§ Extracted data:
************
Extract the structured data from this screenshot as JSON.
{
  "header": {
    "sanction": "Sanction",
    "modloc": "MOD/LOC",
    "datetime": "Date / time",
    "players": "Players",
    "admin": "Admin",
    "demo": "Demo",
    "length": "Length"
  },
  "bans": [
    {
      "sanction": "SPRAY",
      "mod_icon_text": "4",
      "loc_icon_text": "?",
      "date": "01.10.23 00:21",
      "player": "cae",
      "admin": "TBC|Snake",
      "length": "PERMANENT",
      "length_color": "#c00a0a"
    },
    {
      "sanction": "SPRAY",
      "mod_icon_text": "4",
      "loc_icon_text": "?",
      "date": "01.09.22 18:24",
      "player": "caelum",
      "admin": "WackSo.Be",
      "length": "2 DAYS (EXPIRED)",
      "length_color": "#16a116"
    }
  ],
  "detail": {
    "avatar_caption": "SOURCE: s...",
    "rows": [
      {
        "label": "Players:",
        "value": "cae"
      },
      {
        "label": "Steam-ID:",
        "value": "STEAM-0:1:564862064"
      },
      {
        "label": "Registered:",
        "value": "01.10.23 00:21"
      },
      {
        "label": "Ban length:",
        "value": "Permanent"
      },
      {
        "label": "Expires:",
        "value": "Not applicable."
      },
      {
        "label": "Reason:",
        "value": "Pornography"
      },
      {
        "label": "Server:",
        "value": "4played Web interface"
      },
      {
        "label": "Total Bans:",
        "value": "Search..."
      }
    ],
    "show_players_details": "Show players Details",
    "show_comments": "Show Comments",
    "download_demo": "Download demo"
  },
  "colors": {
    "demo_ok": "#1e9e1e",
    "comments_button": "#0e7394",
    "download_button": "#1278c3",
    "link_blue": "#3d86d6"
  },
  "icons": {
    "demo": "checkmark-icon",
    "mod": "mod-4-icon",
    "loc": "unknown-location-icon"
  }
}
************
§ Given request: Output the data above exactly, please, line for line.

§ Reply:
Extract the structured data from this screenshot as JSON.
{
  "header": {
    "sanction": "Sanction",
    "modloc": "MOD/LOC",
    "datetime": "Date / time",
    "players": "Players",
    "admin": "Admin",
    "demo": "Demo",
    "length": "Length"
  },
  "bans": [
    {
      "sanction": "SPRAY",
      "mod_icon_text": "4",
      "loc_icon_text": "?",
      "date": "01.10.23 00:21",
      "player": "cae",
      "admin": "TBC|Snake",
      "length": "PERMANENT",
      "length_color": "#c00a0a"
    },
    {
      "sanction": "SPRAY",
      "mod_icon_text": "4",
      "loc_icon_text": "?",
      "date": "01.09.22 18:24",
      "player": "caelum",
      "admin": "WackSo.Be",
      "length": "2 DAYS (EXPIRED)",
      "length_color": "#16a116"
    }
  ],
  "detail": {
    "avatar_caption": "SOURCE: s...",
    "rows": [
      {
        "label": "Players:",
        "value": "cae"
      },
      {
        "label": "Steam-ID:",
        "value": "STEAM-0:1:564862064"
      },
      {
        "label": "Registered:",
        "value": "01.10.23 00:21"
      },
      {
        "label": "Ban length:",
        "value": "Permanent"
      },
      {
        "label": "Expires:",
        "value": "Not applicable."
      },
      {
        "label": "Reason:",
        "value": "Pornography"
      },
      {
        "label": "Server:",
        "value": "4played Web interface"
      },
      {
        "label": "Total Bans:",
        "value": "Search..."
      }
    ],
    "show_players_details": "Show players Details",
    "show_comments": "Show Comments",
    "download_demo": "Download demo"
  },
  "colors": {
    "demo_ok": "#1e9e1e",
    "comments_button": "#0e7394",
    "download_button": "#1278c3",
    "link_blue": "#3d86d6"
  },
  "icons": {
    "demo": "checkmark-icon",
    "mod": "mod-4-icon",
    "loc": "unknown-location-icon"
  }
}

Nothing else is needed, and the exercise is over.